## begin

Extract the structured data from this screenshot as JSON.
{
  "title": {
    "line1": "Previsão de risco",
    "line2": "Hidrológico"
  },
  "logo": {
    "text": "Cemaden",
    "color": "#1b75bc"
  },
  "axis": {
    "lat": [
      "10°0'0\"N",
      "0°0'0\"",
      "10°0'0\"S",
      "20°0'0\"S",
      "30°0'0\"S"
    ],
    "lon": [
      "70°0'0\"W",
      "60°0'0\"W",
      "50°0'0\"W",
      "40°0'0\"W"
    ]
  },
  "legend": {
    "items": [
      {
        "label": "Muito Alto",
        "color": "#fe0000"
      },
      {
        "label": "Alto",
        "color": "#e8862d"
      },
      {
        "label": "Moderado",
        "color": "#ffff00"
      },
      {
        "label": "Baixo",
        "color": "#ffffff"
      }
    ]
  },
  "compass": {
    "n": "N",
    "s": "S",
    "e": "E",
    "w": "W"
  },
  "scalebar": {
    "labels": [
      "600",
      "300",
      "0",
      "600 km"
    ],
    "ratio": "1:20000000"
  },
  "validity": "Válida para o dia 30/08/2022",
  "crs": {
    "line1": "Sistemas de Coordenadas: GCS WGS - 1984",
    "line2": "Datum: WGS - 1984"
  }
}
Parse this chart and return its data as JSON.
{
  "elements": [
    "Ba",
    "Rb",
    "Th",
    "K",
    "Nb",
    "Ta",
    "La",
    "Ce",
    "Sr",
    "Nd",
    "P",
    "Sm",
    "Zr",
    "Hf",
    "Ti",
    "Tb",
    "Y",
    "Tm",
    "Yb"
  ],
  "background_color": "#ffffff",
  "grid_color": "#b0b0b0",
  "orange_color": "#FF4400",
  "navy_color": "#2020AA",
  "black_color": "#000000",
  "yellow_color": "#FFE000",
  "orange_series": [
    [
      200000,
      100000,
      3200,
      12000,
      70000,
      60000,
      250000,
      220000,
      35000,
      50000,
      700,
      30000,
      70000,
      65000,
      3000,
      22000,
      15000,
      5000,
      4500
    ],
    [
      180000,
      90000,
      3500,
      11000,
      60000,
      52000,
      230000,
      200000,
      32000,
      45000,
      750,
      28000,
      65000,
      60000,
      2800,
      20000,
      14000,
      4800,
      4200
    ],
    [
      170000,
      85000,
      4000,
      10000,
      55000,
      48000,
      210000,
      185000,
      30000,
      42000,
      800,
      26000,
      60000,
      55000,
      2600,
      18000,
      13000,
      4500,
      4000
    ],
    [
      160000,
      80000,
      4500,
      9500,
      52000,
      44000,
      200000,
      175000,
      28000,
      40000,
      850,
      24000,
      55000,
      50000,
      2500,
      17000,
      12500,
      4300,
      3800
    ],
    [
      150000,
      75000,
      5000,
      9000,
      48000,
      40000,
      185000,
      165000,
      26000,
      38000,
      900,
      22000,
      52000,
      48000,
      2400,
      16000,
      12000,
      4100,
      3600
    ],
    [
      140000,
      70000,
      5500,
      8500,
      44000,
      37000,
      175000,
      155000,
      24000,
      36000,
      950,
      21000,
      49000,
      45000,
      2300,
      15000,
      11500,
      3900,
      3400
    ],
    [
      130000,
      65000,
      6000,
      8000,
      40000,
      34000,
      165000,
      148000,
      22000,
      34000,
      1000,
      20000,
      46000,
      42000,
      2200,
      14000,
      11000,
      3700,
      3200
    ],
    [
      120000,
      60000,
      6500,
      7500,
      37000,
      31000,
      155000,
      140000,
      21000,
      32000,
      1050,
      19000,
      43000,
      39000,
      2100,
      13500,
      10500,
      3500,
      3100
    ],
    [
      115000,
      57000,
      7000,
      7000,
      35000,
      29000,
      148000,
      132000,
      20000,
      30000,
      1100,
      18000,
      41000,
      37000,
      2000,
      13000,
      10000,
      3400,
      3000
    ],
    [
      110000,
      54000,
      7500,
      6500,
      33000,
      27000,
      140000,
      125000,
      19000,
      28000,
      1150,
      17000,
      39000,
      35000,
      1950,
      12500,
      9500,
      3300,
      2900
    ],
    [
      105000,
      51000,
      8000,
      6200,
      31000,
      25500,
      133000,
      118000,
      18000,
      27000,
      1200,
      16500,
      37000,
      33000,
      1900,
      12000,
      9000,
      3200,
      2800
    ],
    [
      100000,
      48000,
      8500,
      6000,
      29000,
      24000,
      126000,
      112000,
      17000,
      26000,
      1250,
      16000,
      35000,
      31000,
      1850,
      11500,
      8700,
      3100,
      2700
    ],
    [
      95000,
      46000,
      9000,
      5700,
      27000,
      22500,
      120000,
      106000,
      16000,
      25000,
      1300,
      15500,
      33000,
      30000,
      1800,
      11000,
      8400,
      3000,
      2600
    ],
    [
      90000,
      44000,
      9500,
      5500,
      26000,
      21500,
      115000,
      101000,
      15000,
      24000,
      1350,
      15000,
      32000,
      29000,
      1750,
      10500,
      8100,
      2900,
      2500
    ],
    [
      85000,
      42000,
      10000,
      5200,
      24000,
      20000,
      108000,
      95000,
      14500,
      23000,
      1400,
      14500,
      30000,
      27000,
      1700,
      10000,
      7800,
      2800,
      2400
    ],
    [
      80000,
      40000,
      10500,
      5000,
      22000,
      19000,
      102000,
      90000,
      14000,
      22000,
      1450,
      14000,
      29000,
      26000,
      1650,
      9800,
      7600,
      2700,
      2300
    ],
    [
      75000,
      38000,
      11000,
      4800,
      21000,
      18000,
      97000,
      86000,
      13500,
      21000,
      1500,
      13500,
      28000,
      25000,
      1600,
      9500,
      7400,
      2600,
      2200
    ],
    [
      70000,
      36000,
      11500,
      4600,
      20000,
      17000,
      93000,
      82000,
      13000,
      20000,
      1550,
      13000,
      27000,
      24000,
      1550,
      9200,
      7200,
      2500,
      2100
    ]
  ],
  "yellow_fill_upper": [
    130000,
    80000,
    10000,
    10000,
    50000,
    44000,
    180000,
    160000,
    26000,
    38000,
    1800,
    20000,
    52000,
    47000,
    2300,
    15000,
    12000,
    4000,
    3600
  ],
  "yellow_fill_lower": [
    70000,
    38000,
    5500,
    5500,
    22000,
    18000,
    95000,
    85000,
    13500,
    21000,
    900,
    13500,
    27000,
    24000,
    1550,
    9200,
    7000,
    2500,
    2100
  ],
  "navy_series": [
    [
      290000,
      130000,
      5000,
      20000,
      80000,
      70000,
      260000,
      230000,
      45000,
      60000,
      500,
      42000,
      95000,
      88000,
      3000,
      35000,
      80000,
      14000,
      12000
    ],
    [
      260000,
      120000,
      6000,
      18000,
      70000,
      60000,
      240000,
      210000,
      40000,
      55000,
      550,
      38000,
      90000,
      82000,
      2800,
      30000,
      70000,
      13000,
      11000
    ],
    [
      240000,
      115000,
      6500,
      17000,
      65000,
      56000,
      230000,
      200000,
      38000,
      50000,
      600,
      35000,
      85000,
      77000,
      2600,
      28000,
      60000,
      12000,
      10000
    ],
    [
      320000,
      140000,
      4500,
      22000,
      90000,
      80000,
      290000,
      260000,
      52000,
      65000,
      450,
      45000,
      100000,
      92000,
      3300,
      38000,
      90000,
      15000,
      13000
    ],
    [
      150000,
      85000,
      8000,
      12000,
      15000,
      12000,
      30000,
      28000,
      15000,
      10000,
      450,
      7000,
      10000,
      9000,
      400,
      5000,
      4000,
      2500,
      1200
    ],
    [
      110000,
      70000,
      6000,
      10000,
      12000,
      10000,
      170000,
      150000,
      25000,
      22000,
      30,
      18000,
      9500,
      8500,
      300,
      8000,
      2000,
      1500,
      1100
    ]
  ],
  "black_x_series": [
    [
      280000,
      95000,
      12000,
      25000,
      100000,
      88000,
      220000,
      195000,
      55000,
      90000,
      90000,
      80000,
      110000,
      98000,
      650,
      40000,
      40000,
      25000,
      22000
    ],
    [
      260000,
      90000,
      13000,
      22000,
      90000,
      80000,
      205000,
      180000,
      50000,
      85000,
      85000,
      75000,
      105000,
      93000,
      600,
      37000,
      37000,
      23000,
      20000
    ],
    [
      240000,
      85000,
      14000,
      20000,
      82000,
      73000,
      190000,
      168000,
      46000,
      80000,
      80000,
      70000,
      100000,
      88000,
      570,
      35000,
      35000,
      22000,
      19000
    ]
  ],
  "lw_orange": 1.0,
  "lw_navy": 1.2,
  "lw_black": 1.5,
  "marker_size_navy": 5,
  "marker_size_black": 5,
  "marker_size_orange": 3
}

## end
## begin

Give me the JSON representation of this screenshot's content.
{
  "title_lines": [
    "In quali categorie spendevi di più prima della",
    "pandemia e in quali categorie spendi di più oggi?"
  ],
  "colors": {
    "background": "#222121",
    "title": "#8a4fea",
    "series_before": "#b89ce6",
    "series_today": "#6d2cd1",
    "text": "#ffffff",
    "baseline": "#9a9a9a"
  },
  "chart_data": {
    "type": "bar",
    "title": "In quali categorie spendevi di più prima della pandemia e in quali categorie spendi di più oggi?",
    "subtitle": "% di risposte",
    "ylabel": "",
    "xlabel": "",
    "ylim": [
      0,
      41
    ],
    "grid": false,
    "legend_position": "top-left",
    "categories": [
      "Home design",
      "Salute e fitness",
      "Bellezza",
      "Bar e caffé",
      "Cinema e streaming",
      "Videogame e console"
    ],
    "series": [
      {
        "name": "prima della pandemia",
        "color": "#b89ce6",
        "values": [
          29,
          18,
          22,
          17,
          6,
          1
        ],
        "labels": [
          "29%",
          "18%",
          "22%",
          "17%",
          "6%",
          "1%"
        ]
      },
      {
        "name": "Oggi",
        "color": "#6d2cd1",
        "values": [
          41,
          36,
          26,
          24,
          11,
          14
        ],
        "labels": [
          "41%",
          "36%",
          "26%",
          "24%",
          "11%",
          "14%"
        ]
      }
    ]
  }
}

## end

Prompt: Search the entries for the word "spendi" and copy every line that has it.

Complete answer:
    "pandemia e in quali categorie spendi di più oggi?"
    "title": "In quali categorie spendevi di più prima della pandemia e in quali categorie spendi di più oggi?",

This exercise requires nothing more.